*WORK TO COMPLETE*
Starting from the line that contains "Read out every word on this page.", reproduce each line exactly through the end of the material, and include no other lines.

*INFORMATION SUPPLIED*
--- Start ---
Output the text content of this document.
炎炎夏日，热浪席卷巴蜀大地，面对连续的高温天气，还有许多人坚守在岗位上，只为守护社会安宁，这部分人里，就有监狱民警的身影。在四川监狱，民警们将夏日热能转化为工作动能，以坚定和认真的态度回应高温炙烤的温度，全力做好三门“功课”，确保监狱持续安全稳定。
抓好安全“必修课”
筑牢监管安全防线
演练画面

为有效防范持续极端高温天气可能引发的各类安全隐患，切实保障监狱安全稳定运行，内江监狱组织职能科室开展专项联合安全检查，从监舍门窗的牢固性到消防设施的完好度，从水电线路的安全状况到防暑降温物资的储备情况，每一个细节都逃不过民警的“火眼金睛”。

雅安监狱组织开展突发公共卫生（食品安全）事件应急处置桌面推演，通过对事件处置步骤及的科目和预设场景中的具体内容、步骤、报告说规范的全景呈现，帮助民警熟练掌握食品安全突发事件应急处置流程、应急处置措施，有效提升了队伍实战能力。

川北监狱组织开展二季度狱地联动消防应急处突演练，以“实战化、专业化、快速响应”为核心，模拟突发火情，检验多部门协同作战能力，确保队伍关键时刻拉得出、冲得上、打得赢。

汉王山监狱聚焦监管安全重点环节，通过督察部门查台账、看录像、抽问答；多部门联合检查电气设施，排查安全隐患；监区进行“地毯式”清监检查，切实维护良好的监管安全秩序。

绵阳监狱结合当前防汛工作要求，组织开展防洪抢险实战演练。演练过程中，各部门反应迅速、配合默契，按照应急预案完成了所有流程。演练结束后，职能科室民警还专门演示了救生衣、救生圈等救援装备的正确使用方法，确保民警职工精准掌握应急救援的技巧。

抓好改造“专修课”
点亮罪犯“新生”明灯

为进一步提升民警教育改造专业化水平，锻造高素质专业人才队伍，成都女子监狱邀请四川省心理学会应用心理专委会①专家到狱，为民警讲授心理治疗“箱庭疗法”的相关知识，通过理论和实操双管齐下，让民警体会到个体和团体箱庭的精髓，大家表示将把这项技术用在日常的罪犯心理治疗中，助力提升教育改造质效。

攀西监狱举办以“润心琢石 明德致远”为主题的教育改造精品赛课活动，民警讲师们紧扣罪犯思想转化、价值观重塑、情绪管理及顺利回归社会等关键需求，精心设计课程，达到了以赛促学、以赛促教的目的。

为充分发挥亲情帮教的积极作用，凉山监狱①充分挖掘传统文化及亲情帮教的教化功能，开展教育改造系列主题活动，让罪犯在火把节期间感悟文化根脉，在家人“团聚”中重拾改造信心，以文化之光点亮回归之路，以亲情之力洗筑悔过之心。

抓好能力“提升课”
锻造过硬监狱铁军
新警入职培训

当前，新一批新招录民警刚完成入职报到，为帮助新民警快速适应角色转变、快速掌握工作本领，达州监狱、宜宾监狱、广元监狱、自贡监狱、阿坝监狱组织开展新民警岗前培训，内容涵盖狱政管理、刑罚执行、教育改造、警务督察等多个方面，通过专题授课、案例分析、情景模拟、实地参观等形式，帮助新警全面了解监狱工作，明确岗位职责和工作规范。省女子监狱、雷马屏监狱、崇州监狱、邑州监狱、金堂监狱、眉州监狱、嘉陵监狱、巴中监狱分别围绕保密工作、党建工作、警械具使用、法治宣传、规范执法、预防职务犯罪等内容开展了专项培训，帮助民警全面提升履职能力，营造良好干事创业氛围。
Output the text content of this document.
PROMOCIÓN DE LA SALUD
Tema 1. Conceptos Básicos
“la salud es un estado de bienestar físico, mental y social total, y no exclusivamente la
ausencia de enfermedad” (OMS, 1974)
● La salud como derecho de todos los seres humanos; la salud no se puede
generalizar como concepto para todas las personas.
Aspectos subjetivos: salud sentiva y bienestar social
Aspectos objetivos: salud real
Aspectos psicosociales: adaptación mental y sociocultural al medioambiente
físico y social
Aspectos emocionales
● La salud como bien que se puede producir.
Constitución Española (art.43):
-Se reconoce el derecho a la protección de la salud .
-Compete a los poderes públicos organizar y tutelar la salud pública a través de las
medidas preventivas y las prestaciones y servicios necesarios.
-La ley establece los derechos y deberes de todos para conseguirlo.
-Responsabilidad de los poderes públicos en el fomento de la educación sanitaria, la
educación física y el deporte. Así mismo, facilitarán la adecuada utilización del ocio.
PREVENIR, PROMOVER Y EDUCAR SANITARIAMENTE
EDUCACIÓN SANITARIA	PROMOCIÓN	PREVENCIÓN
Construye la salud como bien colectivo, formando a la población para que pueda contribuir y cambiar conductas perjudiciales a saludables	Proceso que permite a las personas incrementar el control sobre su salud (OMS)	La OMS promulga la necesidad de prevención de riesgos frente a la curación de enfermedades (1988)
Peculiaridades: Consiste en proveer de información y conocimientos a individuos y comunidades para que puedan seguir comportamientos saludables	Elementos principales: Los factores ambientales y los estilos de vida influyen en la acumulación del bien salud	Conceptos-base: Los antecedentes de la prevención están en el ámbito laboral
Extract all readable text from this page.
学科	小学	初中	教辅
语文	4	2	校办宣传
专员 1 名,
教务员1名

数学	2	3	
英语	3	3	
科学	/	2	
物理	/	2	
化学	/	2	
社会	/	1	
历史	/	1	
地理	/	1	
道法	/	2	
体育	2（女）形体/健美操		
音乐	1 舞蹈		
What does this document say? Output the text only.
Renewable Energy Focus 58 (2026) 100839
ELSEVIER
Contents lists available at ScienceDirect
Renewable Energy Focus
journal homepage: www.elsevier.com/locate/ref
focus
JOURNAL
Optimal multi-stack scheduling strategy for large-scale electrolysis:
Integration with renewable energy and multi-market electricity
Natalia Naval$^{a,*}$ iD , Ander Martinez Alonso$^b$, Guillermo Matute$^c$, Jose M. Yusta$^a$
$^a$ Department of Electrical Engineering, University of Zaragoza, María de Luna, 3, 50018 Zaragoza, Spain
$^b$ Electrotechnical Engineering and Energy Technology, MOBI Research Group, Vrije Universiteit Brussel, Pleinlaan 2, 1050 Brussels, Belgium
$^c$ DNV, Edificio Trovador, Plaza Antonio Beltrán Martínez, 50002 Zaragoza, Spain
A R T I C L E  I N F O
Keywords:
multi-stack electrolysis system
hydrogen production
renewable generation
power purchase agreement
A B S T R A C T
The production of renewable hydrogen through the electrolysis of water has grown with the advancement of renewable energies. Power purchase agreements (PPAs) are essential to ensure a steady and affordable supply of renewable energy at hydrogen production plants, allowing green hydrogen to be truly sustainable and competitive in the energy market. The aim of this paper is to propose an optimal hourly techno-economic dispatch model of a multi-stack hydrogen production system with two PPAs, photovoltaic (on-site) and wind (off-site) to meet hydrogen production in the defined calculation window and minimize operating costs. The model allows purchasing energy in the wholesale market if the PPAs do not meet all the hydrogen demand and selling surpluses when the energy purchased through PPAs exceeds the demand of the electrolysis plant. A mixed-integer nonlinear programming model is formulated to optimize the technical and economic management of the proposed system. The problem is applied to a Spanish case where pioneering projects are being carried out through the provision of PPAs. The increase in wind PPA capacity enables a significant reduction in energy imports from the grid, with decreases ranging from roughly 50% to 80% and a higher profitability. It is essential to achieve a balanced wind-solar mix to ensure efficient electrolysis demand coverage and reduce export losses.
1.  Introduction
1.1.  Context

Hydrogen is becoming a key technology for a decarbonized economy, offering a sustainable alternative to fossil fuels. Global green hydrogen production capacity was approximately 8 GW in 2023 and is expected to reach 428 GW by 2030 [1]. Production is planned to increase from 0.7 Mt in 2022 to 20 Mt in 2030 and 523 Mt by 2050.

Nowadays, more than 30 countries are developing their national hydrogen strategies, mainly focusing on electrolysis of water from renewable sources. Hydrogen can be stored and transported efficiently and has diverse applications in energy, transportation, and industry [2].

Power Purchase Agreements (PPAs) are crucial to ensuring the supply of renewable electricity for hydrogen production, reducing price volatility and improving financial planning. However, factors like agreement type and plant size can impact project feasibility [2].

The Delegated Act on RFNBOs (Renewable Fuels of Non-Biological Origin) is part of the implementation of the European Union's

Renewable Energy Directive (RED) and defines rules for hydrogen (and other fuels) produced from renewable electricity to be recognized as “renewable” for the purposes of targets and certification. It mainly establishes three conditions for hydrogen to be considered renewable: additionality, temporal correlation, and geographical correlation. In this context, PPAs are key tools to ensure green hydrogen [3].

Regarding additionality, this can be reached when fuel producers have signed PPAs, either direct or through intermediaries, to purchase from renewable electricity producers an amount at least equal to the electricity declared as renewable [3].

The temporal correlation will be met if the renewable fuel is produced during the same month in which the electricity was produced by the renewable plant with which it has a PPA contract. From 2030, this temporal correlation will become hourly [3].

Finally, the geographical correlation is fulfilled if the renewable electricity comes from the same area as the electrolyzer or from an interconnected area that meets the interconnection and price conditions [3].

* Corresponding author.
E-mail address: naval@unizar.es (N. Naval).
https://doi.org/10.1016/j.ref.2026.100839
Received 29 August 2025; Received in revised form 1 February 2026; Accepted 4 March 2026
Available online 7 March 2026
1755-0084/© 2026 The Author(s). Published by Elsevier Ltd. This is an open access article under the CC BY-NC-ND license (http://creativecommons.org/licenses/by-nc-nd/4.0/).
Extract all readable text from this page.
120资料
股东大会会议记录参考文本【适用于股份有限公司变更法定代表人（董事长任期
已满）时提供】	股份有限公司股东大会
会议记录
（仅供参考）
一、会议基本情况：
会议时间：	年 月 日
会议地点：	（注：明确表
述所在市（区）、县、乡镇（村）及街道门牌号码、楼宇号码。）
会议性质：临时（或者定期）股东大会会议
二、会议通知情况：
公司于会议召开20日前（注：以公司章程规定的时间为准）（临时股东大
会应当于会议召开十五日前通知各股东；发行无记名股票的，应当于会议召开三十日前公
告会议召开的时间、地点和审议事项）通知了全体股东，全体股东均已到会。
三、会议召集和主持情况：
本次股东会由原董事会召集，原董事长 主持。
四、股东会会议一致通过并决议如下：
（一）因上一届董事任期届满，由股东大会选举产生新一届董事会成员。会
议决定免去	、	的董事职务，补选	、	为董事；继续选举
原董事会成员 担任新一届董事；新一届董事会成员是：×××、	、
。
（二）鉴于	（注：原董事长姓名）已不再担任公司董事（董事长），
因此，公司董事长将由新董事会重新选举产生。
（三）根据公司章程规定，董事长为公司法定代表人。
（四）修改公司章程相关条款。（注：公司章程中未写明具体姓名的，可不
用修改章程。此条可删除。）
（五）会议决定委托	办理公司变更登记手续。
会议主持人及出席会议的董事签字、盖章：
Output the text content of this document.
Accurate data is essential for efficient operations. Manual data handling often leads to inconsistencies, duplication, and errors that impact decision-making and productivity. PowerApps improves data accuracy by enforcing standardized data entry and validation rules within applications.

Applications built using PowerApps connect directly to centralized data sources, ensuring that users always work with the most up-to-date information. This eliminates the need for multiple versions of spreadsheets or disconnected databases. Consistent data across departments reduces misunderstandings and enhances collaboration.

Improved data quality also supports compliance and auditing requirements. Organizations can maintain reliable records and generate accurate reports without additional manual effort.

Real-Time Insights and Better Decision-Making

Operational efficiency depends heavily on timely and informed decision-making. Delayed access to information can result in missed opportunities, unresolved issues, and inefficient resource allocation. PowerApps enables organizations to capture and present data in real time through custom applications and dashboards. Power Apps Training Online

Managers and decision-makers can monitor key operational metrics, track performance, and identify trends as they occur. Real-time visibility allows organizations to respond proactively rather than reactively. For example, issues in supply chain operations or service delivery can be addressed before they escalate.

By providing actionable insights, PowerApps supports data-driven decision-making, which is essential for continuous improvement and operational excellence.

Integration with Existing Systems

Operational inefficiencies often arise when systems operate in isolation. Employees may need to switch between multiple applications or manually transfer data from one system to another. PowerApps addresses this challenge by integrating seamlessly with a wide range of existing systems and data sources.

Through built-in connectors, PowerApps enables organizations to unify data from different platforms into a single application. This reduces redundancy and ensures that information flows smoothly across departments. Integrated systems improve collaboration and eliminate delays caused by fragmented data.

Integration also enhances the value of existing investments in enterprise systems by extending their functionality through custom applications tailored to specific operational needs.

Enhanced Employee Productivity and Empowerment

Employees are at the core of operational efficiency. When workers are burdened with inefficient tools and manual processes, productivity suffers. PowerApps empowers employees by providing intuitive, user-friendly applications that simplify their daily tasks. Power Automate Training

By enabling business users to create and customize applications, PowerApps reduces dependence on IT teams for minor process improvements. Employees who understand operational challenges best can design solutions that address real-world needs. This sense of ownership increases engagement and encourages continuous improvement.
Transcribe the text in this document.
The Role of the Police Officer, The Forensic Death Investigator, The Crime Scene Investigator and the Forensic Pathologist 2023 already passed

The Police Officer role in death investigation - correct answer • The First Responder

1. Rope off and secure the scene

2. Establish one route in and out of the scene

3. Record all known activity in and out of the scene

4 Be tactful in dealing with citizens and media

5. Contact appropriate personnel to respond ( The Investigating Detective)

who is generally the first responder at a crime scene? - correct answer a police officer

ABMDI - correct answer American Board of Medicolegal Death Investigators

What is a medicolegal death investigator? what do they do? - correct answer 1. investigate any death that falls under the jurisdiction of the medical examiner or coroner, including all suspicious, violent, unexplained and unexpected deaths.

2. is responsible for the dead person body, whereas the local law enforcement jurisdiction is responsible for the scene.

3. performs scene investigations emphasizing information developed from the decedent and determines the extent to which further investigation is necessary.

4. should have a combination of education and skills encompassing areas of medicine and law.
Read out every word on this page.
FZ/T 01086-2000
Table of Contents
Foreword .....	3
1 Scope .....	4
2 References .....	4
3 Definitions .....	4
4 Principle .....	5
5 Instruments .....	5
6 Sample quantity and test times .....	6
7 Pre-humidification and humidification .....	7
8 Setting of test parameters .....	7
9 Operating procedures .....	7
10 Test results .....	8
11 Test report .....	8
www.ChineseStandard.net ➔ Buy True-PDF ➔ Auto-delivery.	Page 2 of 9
--- End ---
*OUTPUT*
Read out every word on this page.
FZ/T 01086-2000
Table of Contents
Foreword .....	3
1 Scope .....	4
2 References .....	4
3 Definitions .....	4
4 Principle .....	5
5 Instruments .....	5
6 Sample quantity and test times .....	6
7 Pre-humidification and humidification .....	7
8 Setting of test parameters .....	7
9 Operating procedures .....	7
10 Test results .....	8
11 Test report .....	8
www.ChineseStandard.net ➔ Buy True-PDF ➔ Auto-delivery.	Page 2 of 9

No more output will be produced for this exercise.